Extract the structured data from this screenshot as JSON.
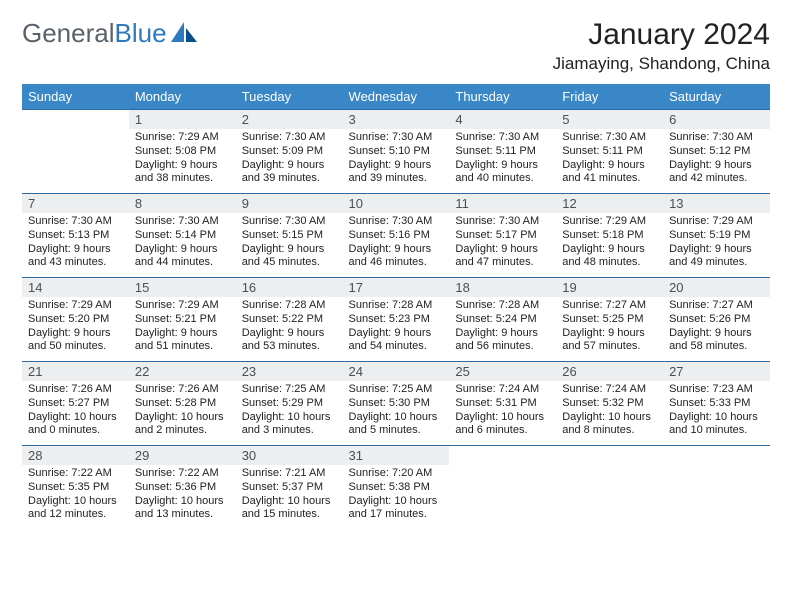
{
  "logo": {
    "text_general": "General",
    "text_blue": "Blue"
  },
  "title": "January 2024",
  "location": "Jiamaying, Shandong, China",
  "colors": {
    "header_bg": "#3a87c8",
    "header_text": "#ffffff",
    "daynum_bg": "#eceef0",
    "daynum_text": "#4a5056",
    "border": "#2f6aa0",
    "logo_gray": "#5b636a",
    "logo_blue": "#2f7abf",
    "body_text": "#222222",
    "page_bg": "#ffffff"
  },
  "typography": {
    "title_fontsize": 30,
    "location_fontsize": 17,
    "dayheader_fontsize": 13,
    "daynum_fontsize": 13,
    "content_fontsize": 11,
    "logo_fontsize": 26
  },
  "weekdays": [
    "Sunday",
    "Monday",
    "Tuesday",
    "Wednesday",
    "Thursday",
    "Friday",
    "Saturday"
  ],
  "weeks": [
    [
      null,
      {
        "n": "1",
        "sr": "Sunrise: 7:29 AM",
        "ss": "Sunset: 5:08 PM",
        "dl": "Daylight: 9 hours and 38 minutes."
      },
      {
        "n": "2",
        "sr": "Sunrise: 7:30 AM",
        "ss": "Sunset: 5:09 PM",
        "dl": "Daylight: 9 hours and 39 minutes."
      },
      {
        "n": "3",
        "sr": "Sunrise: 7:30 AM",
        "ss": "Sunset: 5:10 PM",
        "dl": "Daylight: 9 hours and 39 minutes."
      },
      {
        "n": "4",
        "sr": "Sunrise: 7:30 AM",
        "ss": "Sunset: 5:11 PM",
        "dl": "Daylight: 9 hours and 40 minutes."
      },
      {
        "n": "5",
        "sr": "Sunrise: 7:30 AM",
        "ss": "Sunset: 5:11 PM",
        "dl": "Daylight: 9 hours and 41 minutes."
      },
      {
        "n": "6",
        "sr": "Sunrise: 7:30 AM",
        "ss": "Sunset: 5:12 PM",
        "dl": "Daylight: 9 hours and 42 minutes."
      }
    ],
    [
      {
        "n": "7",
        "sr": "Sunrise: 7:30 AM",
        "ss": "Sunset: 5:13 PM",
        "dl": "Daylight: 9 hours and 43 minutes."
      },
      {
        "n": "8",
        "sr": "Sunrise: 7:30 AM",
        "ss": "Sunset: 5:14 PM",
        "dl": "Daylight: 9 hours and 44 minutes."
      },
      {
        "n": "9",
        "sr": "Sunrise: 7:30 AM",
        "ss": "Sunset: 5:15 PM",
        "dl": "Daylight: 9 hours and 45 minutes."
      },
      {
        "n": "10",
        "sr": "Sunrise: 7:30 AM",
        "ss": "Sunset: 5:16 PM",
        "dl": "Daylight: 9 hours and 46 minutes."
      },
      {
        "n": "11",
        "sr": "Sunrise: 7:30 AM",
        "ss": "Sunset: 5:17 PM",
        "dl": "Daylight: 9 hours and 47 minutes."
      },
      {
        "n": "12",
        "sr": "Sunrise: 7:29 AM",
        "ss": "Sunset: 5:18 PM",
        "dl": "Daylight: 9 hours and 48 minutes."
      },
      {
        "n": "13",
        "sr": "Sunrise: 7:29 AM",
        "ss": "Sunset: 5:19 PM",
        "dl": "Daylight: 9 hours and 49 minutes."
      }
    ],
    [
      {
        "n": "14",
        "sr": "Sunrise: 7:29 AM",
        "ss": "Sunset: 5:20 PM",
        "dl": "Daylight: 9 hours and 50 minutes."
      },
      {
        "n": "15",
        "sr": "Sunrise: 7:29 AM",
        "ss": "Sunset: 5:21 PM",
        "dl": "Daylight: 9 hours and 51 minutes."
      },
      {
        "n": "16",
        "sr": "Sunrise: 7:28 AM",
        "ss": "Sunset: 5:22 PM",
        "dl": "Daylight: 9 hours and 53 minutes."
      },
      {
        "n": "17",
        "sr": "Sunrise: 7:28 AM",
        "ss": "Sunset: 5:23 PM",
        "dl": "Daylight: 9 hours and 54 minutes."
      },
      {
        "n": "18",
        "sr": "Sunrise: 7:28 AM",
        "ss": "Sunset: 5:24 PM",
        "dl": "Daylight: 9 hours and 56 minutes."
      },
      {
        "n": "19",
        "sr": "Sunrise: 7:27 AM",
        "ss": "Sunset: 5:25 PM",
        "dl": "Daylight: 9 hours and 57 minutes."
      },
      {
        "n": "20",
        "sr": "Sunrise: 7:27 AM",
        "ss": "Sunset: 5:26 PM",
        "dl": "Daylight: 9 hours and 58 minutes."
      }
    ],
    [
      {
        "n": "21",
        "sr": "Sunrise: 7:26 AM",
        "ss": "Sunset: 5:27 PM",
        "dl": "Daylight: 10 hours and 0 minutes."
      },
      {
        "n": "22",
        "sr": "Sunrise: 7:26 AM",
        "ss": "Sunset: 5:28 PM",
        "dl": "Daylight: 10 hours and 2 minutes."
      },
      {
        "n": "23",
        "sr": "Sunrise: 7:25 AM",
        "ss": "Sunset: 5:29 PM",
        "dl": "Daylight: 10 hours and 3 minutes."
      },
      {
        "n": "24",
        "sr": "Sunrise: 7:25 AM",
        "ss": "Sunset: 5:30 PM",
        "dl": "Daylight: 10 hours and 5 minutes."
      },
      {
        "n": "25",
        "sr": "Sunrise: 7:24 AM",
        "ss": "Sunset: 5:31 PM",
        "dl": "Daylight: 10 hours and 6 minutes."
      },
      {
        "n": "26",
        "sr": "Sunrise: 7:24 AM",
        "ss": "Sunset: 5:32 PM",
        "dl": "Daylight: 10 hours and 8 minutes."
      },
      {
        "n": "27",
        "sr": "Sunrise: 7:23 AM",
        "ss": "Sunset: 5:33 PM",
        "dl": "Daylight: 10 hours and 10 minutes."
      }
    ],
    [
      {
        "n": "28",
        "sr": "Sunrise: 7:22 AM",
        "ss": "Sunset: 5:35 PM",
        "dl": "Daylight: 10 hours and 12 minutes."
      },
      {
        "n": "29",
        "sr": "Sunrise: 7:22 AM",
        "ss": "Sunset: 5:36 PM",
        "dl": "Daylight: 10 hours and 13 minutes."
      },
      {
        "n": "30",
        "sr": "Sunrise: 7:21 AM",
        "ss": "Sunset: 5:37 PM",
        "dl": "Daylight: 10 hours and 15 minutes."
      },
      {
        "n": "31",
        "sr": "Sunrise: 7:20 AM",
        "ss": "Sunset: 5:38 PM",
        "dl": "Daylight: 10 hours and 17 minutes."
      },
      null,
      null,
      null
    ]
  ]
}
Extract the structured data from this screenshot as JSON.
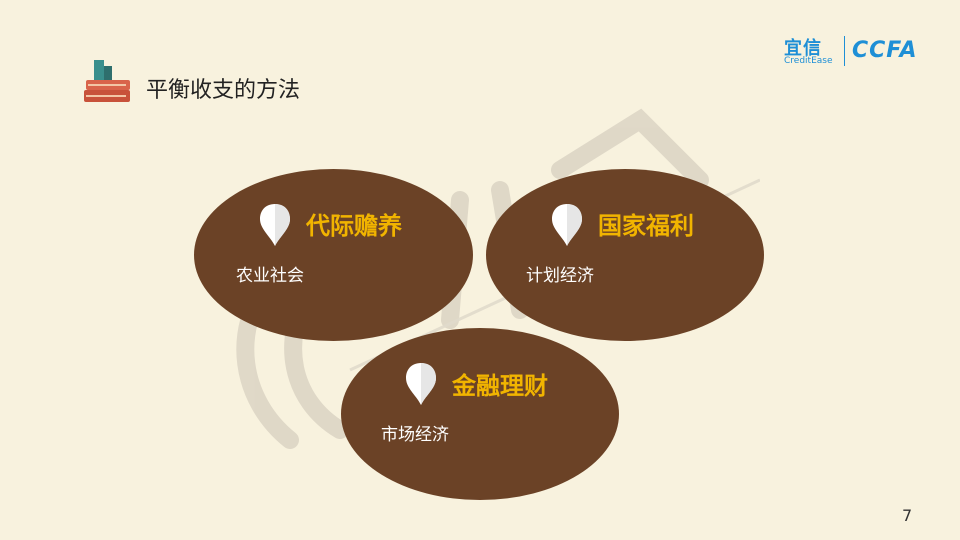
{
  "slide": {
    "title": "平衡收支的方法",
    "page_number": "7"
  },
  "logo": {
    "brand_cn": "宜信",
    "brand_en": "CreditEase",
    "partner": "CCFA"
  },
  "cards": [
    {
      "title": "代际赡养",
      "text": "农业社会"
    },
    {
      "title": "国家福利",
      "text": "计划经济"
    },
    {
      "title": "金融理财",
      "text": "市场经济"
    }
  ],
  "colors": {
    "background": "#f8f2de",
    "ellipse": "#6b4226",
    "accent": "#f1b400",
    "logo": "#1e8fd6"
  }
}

● ● ● ● ● ● ●

#### INSTRUCTIONS TO FOLLOW:
Give the data again exactly as written, with all pictures left out.

#### TASK RESULT:
Extract the structured data from this screenshot as JSON.
{
  "logo": {
    "text_general": "General",
    "text_blue": "Blue"
  },
  "title": "January 2024",
  "location": "Jiamaying, Shandong, China",
  "colors": {
    "header_bg": "#3a87c8",
    "header_text": "#ffffff",
    "daynum_bg": "#eceef0",
    "daynum_text": "#4a5056",
    "border": "#2f6aa0",
    "logo_gray": "#5b636a",
    "logo_blue": "#2f7abf",
    "body_text": "#222222",
    "page_bg": "#ffffff"
  },
  "typography": {
    "title_fontsize": 30,
    "location_fontsize": 17,
    "dayheader_fontsize": 13,
    "daynum_fontsize": 13,
    "content_fontsize": 11,
    "logo_fontsize": 26
  },
  "weekdays": [
    "Sunday",
    "Monday",
    "Tuesday",
    "Wednesday",
    "Thursday",
    "Friday",
    "Saturday"
  ],
  "weeks": [
    [
      null,
      {
        "n": "1",
        "sr": "Sunrise: 7:29 AM",
        "ss": "Sunset: 5:08 PM",
        "dl": "Daylight: 9 hours and 38 minutes."
      },
      {
        "n": "2",
        "sr": "Sunrise: 7:30 AM",
        "ss": "Sunset: 5:09 PM",
        "dl": "Daylight: 9 hours and 39 minutes."
      },
      {
        "n": "3",
        "sr": "Sunrise: 7:30 AM",
        "ss": "Sunset: 5:10 PM",
        "dl": "Daylight: 9 hours and 39 minutes."
      },
      {
        "n": "4",
        "sr": "Sunrise: 7:30 AM",
        "ss": "Sunset: 5:11 PM",
        "dl": "Daylight: 9 hours and 40 minutes."
      },
      {
        "n": "5",
        "sr": "Sunrise: 7:30 AM",
        "ss": "Sunset: 5:11 PM",
        "dl": "Daylight: 9 hours and 41 minutes."
      },
      {
        "n": "6",
        "sr": "Sunrise: 7:30 AM",
        "ss": "Sunset: 5:12 PM",
        "dl": "Daylight: 9 hours and 42 minutes."
      }
    ],
    [
      {
        "n": "7",
        "sr": "Sunrise: 7:30 AM",
        "ss": "Sunset: 5:13 PM",
        "dl": "Daylight: 9 hours and 43 minutes."
      },
      {
        "n": "8",
        "sr": "Sunrise: 7:30 AM",
        "ss": "Sunset: 5:14 PM",
        "dl": "Daylight: 9 hours and 44 minutes."
      },
      {
        "n": "9",
        "sr": "Sunrise: 7:30 AM",
        "ss": "Sunset: 5:15 PM",
        "dl": "Daylight: 9 hours and 45 minutes."
      },
      {
        "n": "10",
        "sr": "Sunrise: 7:30 AM",
        "ss": "Sunset: 5:16 PM",
        "dl": "Daylight: 9 hours and 46 minutes."
      },
      {
        "n": "11",
        "sr": "Sunrise: 7:30 AM",
        "ss": "Sunset: 5:17 PM",
        "dl": "Daylight: 9 hours and 47 minutes."
      },
      {
        "n": "12",
        "sr": "Sunrise: 7:29 AM",
        "ss": "Sunset: 5:18 PM",
        "dl": "Daylight: 9 hours and 48 minutes."
      },
      {
        "n": "13",
        "sr": "Sunrise: 7:29 AM",
        "ss": "Sunset: 5:19 PM",
        "dl": "Daylight: 9 hours and 49 minutes."
      }
    ],
    [
      {
        "n": "14",
        "sr": "Sunrise: 7:29 AM",
        "ss": "Sunset: 5:20 PM",
        "dl": "Daylight: 9 hours and 50 minutes."
      },
      {
        "n": "15",
        "sr": "Sunrise: 7:29 AM",
        "ss": "Sunset: 5:21 PM",
        "dl": "Daylight: 9 hours and 51 minutes."
      },
      {
        "n": "16",
        "sr": "Sunrise: 7:28 AM",
        "ss": "Sunset: 5:22 PM",
        "dl": "Daylight: 9 hours and 53 minutes."
      },
      {
        "n": "17",
        "sr": "Sunrise: 7:28 AM",
        "ss": "Sunset: 5:23 PM",
        "dl": "Daylight: 9 hours and 54 minutes."
      },
      {
        "n": "18",
        "sr": "Sunrise: 7:28 AM",
        "ss": "Sunset: 5:24 PM",
        "dl": "Daylight: 9 hours and 56 minutes."
      },
      {
        "n": "19",
        "sr": "Sunrise: 7:27 AM",
        "ss": "Sunset: 5:25 PM",
        "dl": "Daylight: 9 hours and 57 minutes."
      },
      {
        "n": "20",
        "sr": "Sunrise: 7:27 AM",
        "ss": "Sunset: 5:26 PM",
        "dl": "Daylight: 9 hours and 58 minutes."
      }
    ],
    [
      {
        "n": "21",
        "sr": "Sunrise: 7:26 AM",
        "ss": "Sunset: 5:27 PM",
        "dl": "Daylight: 10 hours and 0 minutes."
      },
      {
        "n": "22",
        "sr": "Sunrise: 7:26 AM",
        "ss": "Sunset: 5:28 PM",
        "dl": "Daylight: 10 hours and 2 minutes."
      },
      {
        "n": "23",
        "sr": "Sunrise: 7:25 AM",
        "ss": "Sunset: 5:29 PM",
        "dl": "Daylight: 10 hours and 3 minutes."
      },
      {
        "n": "24",
        "sr": "Sunrise: 7:25 AM",
        "ss": "Sunset: 5:30 PM",
        "dl": "Daylight: 10 hours and 5 minutes."
      },
      {
        "n": "25",
        "sr": "Sunrise: 7:24 AM",
        "ss": "Sunset: 5:31 PM",
        "dl": "Daylight: 10 hours and 6 minutes."
      },
      {
        "n": "26",
        "sr": "Sunrise: 7:24 AM",
        "ss": "Sunset: 5:32 PM",
        "dl": "Daylight: 10 hours and 8 minutes."
      },
      {
        "n": "27",
        "sr": "Sunrise: 7:23 AM",
        "ss": "Sunset: 5:33 PM",
        "dl": "Daylight: 10 hours and 10 minutes."
      }
    ],
    [
      {
        "n": "28",
        "sr": "Sunrise: 7:22 AM",
        "ss": "Sunset: 5:35 PM",
        "dl": "Daylight: 10 hours and 12 minutes."
      },
      {
        "n": "29",
        "sr": "Sunrise: 7:22 AM",
        "ss": "Sunset: 5:36 PM",
        "dl": "Daylight: 10 hours and 13 minutes."
      },
      {
        "n": "30",
        "sr": "Sunrise: 7:21 AM",
        "ss": "Sunset: 5:37 PM",
        "dl": "Daylight: 10 hours and 15 minutes."
      },
      {
        "n": "31",
        "sr": "Sunrise: 7:20 AM",
        "ss": "Sunset: 5:38 PM",
        "dl": "Daylight: 10 hours and 17 minutes."
      },
      null,
      null,
      null
    ]
  ]
}
Extract the structured data from this screenshot as JSON.
{
  "slide": {
    "title": "平衡收支的方法",
    "page_number": "7"
  },
  "logo": {
    "brand_cn": "宜信",
    "brand_en": "CreditEase",
    "partner": "CCFA"
  },
  "cards": [
    {
      "title": "代际赡养",
      "text": "农业社会"
    },
    {
      "title": "国家福利",
      "text": "计划经济"
    },
    {
      "title": "金融理财",
      "text": "市场经济"
    }
  ],
  "colors": {
    "background": "#f8f2de",
    "ellipse": "#6b4226",
    "accent": "#f1b400",
    "logo": "#1e8fd6"
  }
}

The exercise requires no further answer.